═════ Records to use
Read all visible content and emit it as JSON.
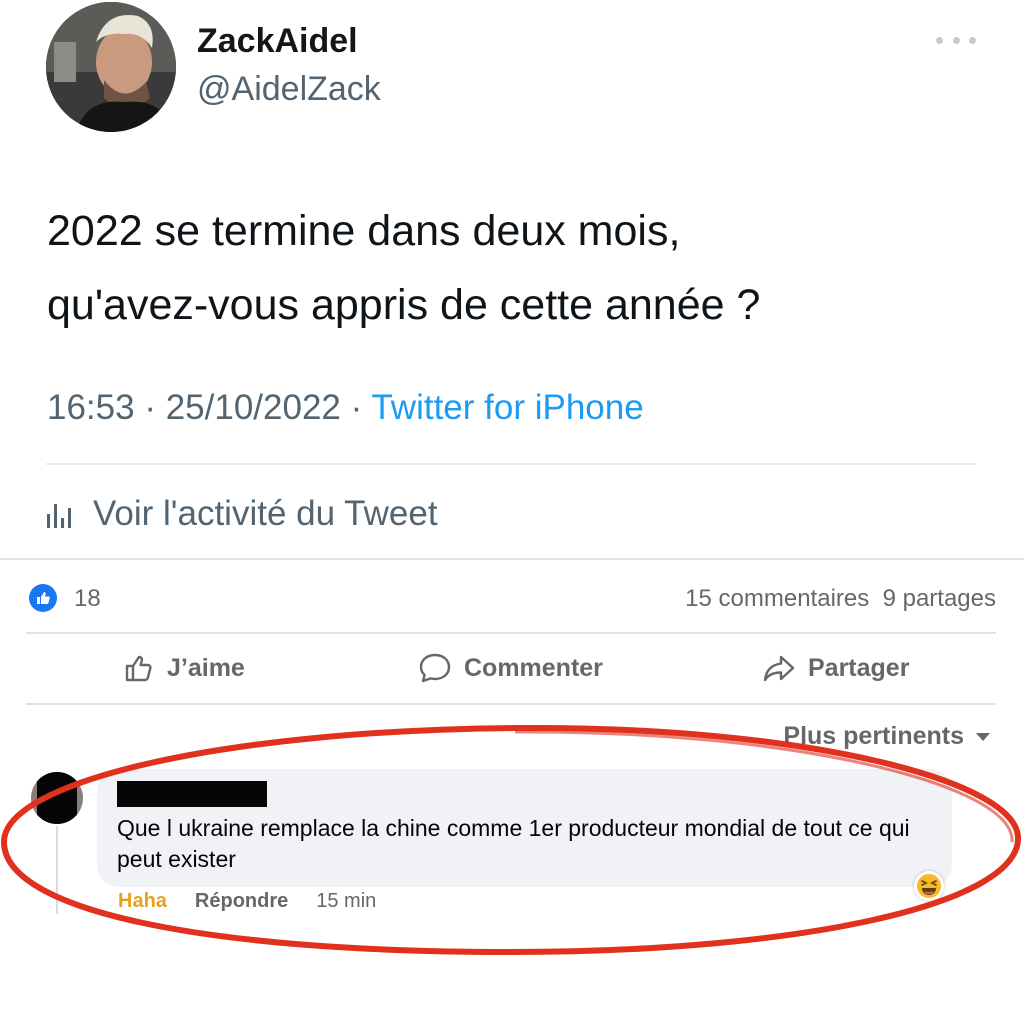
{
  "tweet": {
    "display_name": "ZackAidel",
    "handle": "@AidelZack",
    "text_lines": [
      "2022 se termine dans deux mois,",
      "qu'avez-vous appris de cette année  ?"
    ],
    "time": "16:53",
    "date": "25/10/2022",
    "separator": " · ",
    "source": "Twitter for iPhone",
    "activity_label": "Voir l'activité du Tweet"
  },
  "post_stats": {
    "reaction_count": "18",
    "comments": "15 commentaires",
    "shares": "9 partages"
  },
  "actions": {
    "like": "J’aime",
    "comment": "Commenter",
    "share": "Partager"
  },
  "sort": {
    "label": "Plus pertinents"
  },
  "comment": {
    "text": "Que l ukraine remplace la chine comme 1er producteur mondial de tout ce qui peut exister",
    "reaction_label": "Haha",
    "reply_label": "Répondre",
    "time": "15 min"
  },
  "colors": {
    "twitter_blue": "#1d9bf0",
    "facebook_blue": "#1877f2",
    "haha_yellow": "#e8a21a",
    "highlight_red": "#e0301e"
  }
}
══════════
Task directions:
Each record above must be returned exactly as written, with its pictures omitted.

Result for this exercise:
Read all visible content and emit it as JSON.
{
  "tweet": {
    "display_name": "ZackAidel",
    "handle": "@AidelZack",
    "text_lines": [
      "2022 se termine dans deux mois,",
      "qu'avez-vous appris de cette année  ?"
    ],
    "time": "16:53",
    "date": "25/10/2022",
    "separator": " · ",
    "source": "Twitter for iPhone",
    "activity_label": "Voir l'activité du Tweet"
  },
  "post_stats": {
    "reaction_count": "18",
    "comments": "15 commentaires",
    "shares": "9 partages"
  },
  "actions": {
    "like": "J’aime",
    "comment": "Commenter",
    "share": "Partager"
  },
  "sort": {
    "label": "Plus pertinents"
  },
  "comment": {
    "text": "Que l ukraine remplace la chine comme 1er producteur mondial de tout ce qui peut exister",
    "reaction_label": "Haha",
    "reply_label": "Répondre",
    "time": "15 min"
  },
  "colors": {
    "twitter_blue": "#1d9bf0",
    "facebook_blue": "#1877f2",
    "haha_yellow": "#e8a21a",
    "highlight_red": "#e0301e"
  }
}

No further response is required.